# Exercise requirements:
Please output every line of the material as it stands, without the pictures.

# Supplied data:
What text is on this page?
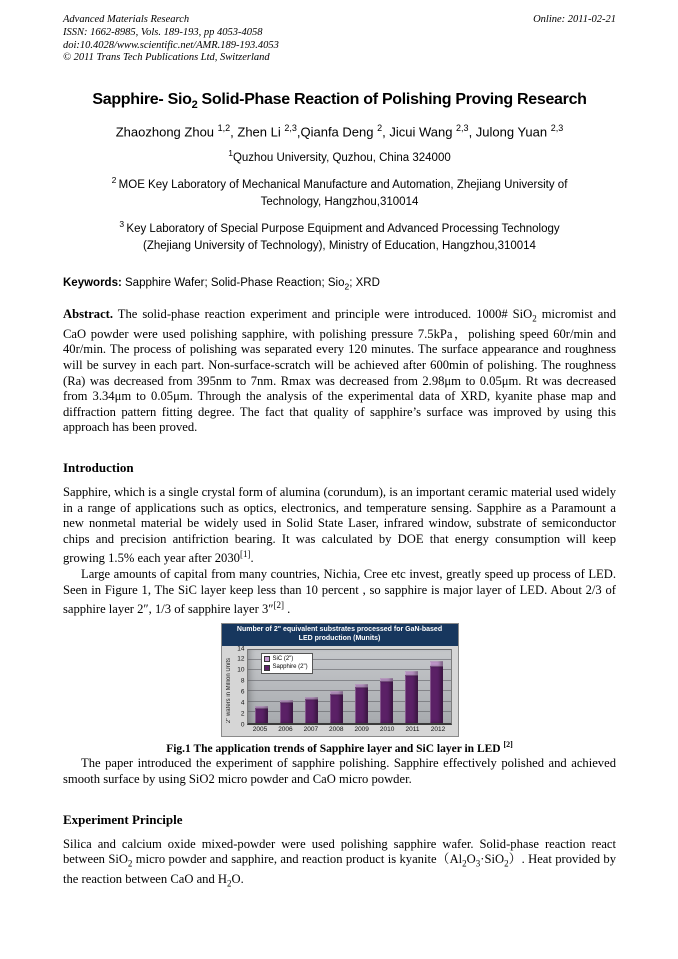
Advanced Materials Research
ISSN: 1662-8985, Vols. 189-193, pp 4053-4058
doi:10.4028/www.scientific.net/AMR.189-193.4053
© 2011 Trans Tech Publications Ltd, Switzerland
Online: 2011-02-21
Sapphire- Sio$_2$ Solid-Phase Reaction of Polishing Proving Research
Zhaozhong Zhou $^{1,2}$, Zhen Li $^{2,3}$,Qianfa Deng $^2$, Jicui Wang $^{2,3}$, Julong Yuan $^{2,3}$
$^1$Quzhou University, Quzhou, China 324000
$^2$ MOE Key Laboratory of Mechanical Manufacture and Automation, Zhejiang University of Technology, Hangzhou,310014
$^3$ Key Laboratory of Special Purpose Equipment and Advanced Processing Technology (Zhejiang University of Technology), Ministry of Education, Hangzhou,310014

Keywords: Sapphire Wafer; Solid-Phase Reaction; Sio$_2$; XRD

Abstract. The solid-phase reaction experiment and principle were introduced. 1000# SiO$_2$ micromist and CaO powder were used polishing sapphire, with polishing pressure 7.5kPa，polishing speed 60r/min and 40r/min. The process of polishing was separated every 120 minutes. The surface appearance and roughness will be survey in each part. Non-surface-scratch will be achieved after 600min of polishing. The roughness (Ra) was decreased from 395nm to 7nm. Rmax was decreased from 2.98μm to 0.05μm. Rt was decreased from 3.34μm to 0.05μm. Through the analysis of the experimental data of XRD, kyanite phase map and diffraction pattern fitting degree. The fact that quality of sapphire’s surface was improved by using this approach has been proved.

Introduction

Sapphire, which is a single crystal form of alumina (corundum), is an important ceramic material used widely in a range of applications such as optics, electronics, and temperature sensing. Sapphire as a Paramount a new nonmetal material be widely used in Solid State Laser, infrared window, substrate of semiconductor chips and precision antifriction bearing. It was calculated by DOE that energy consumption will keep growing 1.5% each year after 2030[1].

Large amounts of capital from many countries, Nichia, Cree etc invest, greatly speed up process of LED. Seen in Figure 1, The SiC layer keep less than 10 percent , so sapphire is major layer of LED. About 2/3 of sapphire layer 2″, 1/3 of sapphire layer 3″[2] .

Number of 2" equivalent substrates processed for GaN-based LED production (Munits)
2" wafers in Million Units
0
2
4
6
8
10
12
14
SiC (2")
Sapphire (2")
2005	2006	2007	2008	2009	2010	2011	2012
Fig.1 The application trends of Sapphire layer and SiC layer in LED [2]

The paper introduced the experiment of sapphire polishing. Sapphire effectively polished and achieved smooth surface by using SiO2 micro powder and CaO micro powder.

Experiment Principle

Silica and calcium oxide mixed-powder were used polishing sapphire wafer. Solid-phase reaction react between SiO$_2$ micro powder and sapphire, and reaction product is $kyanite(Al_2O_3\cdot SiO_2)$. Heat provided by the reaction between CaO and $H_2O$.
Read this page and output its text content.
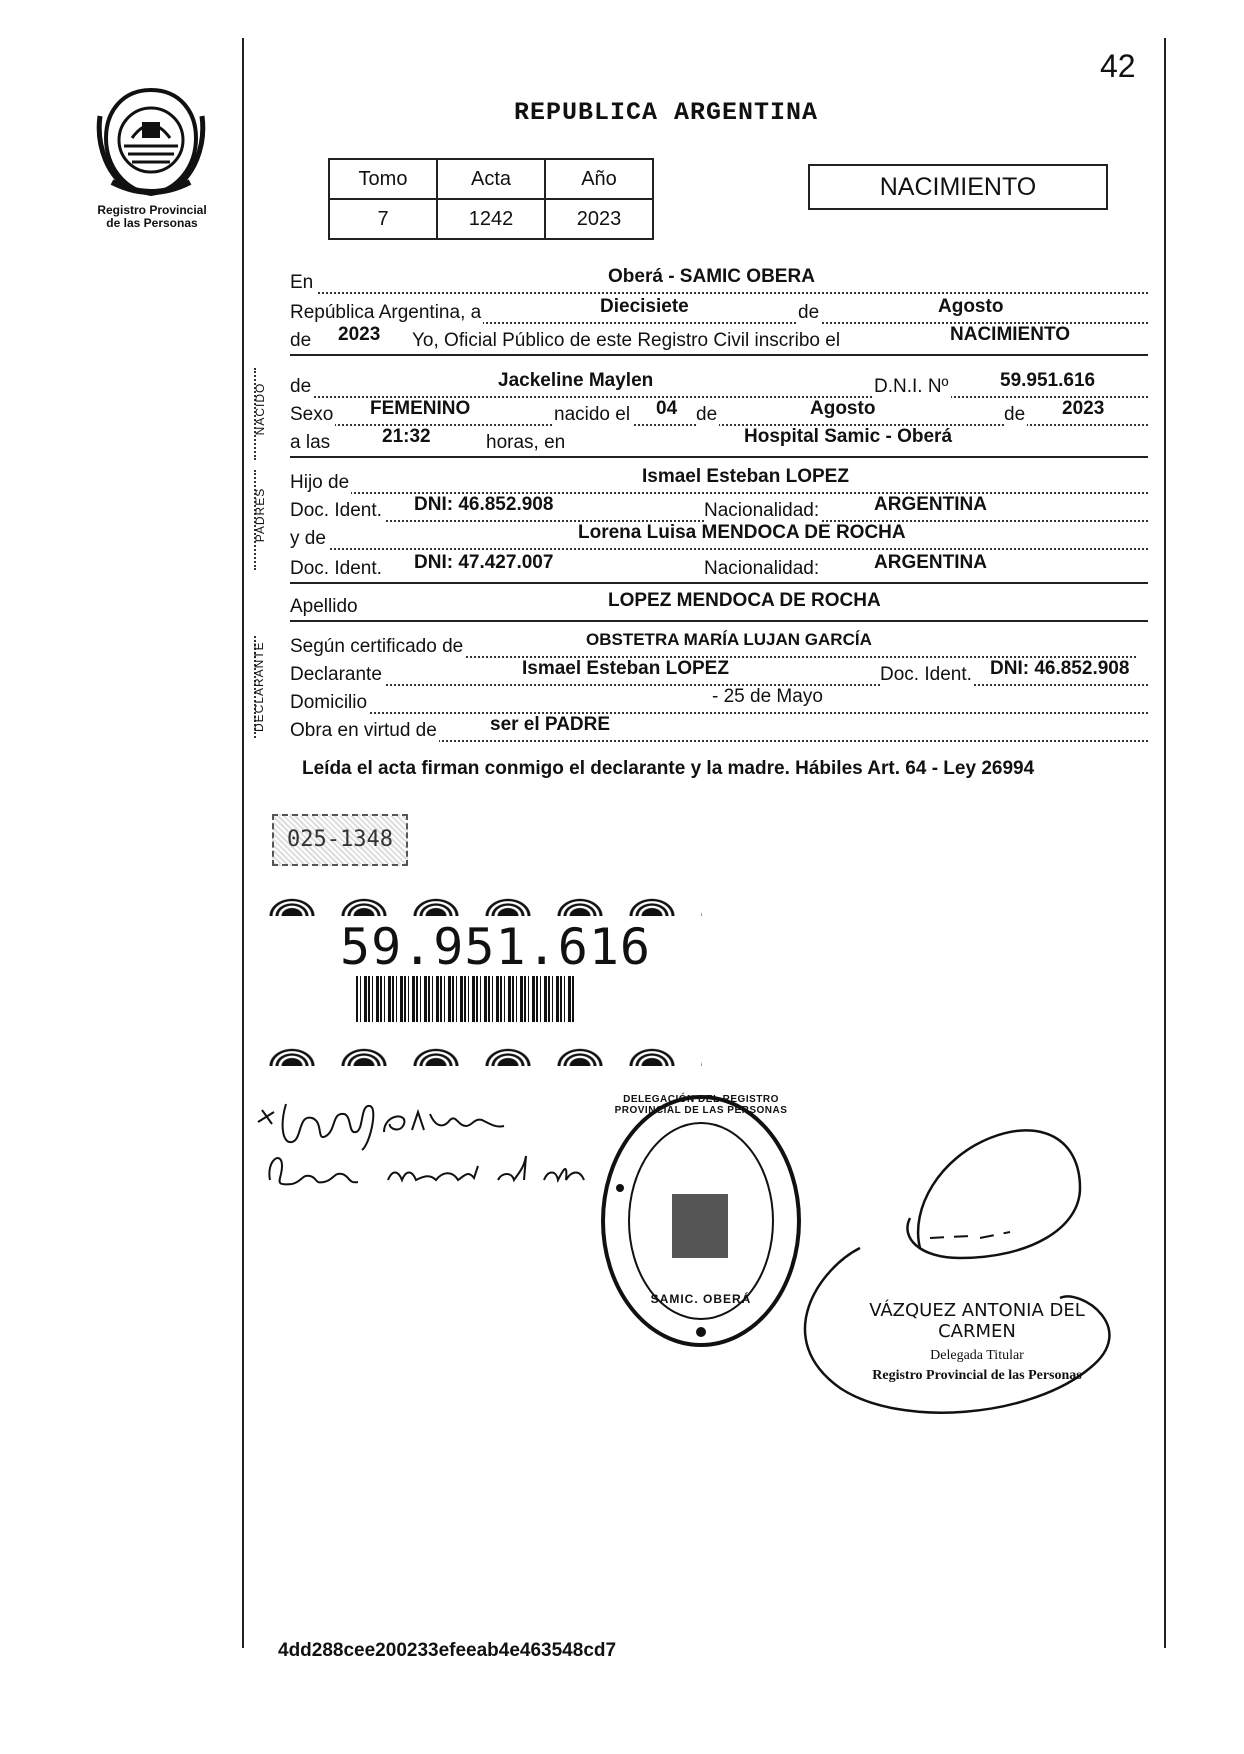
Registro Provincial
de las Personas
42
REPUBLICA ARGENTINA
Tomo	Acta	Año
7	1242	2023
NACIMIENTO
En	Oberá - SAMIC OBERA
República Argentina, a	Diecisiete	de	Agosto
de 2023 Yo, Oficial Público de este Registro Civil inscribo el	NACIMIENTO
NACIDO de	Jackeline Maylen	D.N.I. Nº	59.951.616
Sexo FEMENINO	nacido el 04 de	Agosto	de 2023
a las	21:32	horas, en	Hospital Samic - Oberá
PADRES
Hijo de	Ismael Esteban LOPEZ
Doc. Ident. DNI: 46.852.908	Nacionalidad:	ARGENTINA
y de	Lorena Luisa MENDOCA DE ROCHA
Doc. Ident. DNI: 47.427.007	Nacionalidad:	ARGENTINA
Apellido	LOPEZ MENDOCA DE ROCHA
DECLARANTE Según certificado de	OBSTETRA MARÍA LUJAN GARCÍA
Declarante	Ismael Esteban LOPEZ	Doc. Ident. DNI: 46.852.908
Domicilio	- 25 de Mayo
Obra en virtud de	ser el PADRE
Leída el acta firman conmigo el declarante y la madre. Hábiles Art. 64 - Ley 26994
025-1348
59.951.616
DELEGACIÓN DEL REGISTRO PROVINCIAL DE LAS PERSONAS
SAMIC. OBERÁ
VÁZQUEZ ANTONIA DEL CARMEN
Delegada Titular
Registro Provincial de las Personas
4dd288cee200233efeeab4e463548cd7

# Task result:
What text is on this page?
Advanced Materials Research
ISSN: 1662-8985, Vols. 189-193, pp 4053-4058
doi:10.4028/www.scientific.net/AMR.189-193.4053
© 2011 Trans Tech Publications Ltd, Switzerland
Online: 2011-02-21
Sapphire- Sio$_2$ Solid-Phase Reaction of Polishing Proving Research
Zhaozhong Zhou $^{1,2}$, Zhen Li $^{2,3}$,Qianfa Deng $^2$, Jicui Wang $^{2,3}$, Julong Yuan $^{2,3}$
$^1$Quzhou University, Quzhou, China 324000
$^2$ MOE Key Laboratory of Mechanical Manufacture and Automation, Zhejiang University of Technology, Hangzhou,310014
$^3$ Key Laboratory of Special Purpose Equipment and Advanced Processing Technology (Zhejiang University of Technology), Ministry of Education, Hangzhou,310014

Keywords: Sapphire Wafer; Solid-Phase Reaction; Sio$_2$; XRD

Abstract. The solid-phase reaction experiment and principle were introduced. 1000# SiO$_2$ micromist and CaO powder were used polishing sapphire, with polishing pressure 7.5kPa，polishing speed 60r/min and 40r/min. The process of polishing was separated every 120 minutes. The surface appearance and roughness will be survey in each part. Non-surface-scratch will be achieved after 600min of polishing. The roughness (Ra) was decreased from 395nm to 7nm. Rmax was decreased from 2.98μm to 0.05μm. Rt was decreased from 3.34μm to 0.05μm. Through the analysis of the experimental data of XRD, kyanite phase map and diffraction pattern fitting degree. The fact that quality of sapphire’s surface was improved by using this approach has been proved.

Introduction

Sapphire, which is a single crystal form of alumina (corundum), is an important ceramic material used widely in a range of applications such as optics, electronics, and temperature sensing. Sapphire as a Paramount a new nonmetal material be widely used in Solid State Laser, infrared window, substrate of semiconductor chips and precision antifriction bearing. It was calculated by DOE that energy consumption will keep growing 1.5% each year after 2030[1].

Large amounts of capital from many countries, Nichia, Cree etc invest, greatly speed up process of LED. Seen in Figure 1, The SiC layer keep less than 10 percent , so sapphire is major layer of LED. About 2/3 of sapphire layer 2″, 1/3 of sapphire layer 3″[2] .

Number of 2" equivalent substrates processed for GaN-based LED production (Munits)
2" wafers in Million Units
0
2
4
6
8
10
12
14
SiC (2")
Sapphire (2")
2005	2006	2007	2008	2009	2010	2011	2012
Fig.1 The application trends of Sapphire layer and SiC layer in LED [2]

The paper introduced the experiment of sapphire polishing. Sapphire effectively polished and achieved smooth surface by using SiO2 micro powder and CaO micro powder.

Experiment Principle

Silica and calcium oxide mixed-powder were used polishing sapphire wafer. Solid-phase reaction react between SiO$_2$ micro powder and sapphire, and reaction product is $kyanite(Al_2O_3\cdot SiO_2)$. Heat provided by the reaction between CaO and $H_2O$.
Read this page and output its text content.
Registro Provincial
de las Personas
42
REPUBLICA ARGENTINA
Tomo	Acta	Año
7	1242	2023
NACIMIENTO
En	Oberá - SAMIC OBERA
República Argentina, a	Diecisiete	de	Agosto
de 2023 Yo, Oficial Público de este Registro Civil inscribo el	NACIMIENTO
NACIDO de	Jackeline Maylen	D.N.I. Nº	59.951.616
Sexo FEMENINO	nacido el 04 de	Agosto	de 2023
a las	21:32	horas, en	Hospital Samic - Oberá
PADRES
Hijo de	Ismael Esteban LOPEZ
Doc. Ident. DNI: 46.852.908	Nacionalidad:	ARGENTINA
y de	Lorena Luisa MENDOCA DE ROCHA
Doc. Ident. DNI: 47.427.007	Nacionalidad:	ARGENTINA
Apellido	LOPEZ MENDOCA DE ROCHA
DECLARANTE Según certificado de	OBSTETRA MARÍA LUJAN GARCÍA
Declarante	Ismael Esteban LOPEZ	Doc. Ident. DNI: 46.852.908
Domicilio	- 25 de Mayo
Obra en virtud de	ser el PADRE
Leída el acta firman conmigo el declarante y la madre. Hábiles Art. 64 - Ley 26994
025-1348
59.951.616
DELEGACIÓN DEL REGISTRO PROVINCIAL DE LAS PERSONAS
SAMIC. OBERÁ
VÁZQUEZ ANTONIA DEL CARMEN
Delegada Titular
Registro Provincial de las Personas
4dd288cee200233efeeab4e463548cd7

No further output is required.